*Exercise requirements*
Pull each line holding the word "Segment" from the data.

----------

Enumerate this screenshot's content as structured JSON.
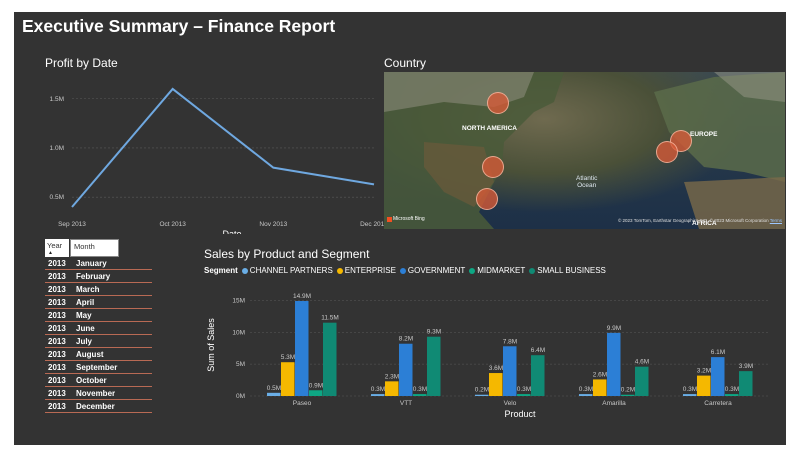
{
  "report": {
    "title": "Executive Summary – Finance Report"
  },
  "profit_chart": {
    "title": "Profit by Date",
    "xlabel": "Date",
    "y_ticks": [
      "1.5M",
      "1.0M",
      "0.5M"
    ],
    "x_ticks": [
      "Sep 2013",
      "Oct 2013",
      "Nov 2013",
      "Dec 2013"
    ]
  },
  "map": {
    "title": "Country",
    "labels": {
      "north_america": "NORTH AMERICA",
      "europe": "EUROPE",
      "africa": "AFRICA",
      "ocean": "Atlantic\nOcean"
    },
    "logo": "Microsoft Bing",
    "attribution": "© 2023 TomTom, Earthstar Geographics SIO, © 2023 Microsoft Corporation",
    "terms_link": "Terms",
    "bubbles": [
      {
        "name": "Canada"
      },
      {
        "name": "United States of America"
      },
      {
        "name": "Mexico"
      },
      {
        "name": "Germany"
      },
      {
        "name": "France"
      }
    ]
  },
  "slicer": {
    "year_header": "Year",
    "month_header": "Month",
    "rows": [
      {
        "year": "2013",
        "month": "January"
      },
      {
        "year": "2013",
        "month": "February"
      },
      {
        "year": "2013",
        "month": "March"
      },
      {
        "year": "2013",
        "month": "April"
      },
      {
        "year": "2013",
        "month": "May"
      },
      {
        "year": "2013",
        "month": "June"
      },
      {
        "year": "2013",
        "month": "July"
      },
      {
        "year": "2013",
        "month": "August"
      },
      {
        "year": "2013",
        "month": "September"
      },
      {
        "year": "2013",
        "month": "October"
      },
      {
        "year": "2013",
        "month": "November"
      },
      {
        "year": "2013",
        "month": "December"
      }
    ]
  },
  "sales_chart": {
    "title": "Sales by Product and Segment",
    "legend_title": "Segment",
    "y_ticks": [
      "15M",
      "10M",
      "5M",
      "0M"
    ]
  },
  "colors": {
    "line": "#6fa8e0",
    "channel_partners": "#6aaee6",
    "enterprise": "#f5b800",
    "government": "#2c7fd6",
    "midmarket": "#0ea784",
    "small_business": "#108a74"
  },
  "chart_data": [
    {
      "type": "line",
      "title": "Profit by Date",
      "xlabel": "Date",
      "ylabel": "",
      "x": [
        "Sep 2013",
        "Oct 2013",
        "Nov 2013",
        "Dec 2013"
      ],
      "series": [
        {
          "values": [
            0.4,
            1.6,
            0.8,
            0.63
          ]
        }
      ],
      "unit": "M",
      "ylim": [
        0.4,
        1.65
      ],
      "grid": true
    },
    {
      "type": "bar",
      "title": "Sales by Product and Segment",
      "xlabel": "Product",
      "ylabel": "Sum of Sales",
      "categories": [
        "Paseo",
        "VTT",
        "Velo",
        "Amarilla",
        "Carretera"
      ],
      "series": [
        {
          "name": "CHANNEL PARTNERS",
          "values": [
            0.5,
            0.3,
            0.2,
            0.3,
            0.3
          ],
          "labels": [
            "0.5M",
            "0.3M",
            "0.2M",
            "0.3M",
            "0.3M"
          ]
        },
        {
          "name": "ENTERPRISE",
          "values": [
            5.3,
            2.3,
            3.6,
            2.6,
            3.2
          ],
          "labels": [
            "5.3M",
            "2.3M",
            "3.6M",
            "2.6M",
            "3.2M"
          ]
        },
        {
          "name": "GOVERNMENT",
          "values": [
            14.9,
            8.2,
            7.8,
            9.9,
            6.1
          ],
          "labels": [
            "14.9M",
            "8.2M",
            "7.8M",
            "9.9M",
            "6.1M"
          ]
        },
        {
          "name": "MIDMARKET",
          "values": [
            0.9,
            0.3,
            0.3,
            0.2,
            0.3
          ],
          "labels": [
            "0.9M",
            "0.3M",
            "0.3M",
            "0.2M",
            "0.3M"
          ]
        },
        {
          "name": "SMALL BUSINESS",
          "values": [
            11.5,
            9.3,
            6.4,
            4.6,
            3.9
          ],
          "labels": [
            "11.5M",
            "9.3M",
            "6.4M",
            "4.6M",
            "3.9M"
          ]
        }
      ],
      "unit": "M",
      "ylim": [
        0,
        16
      ],
      "legend": "top-left",
      "grid": true
    }
  ]
}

----------

*Answer to this task*
    "title": "Sales by Product and Segment",
    "legend_title": "Segment",
      "title": "Sales by Product and Segment",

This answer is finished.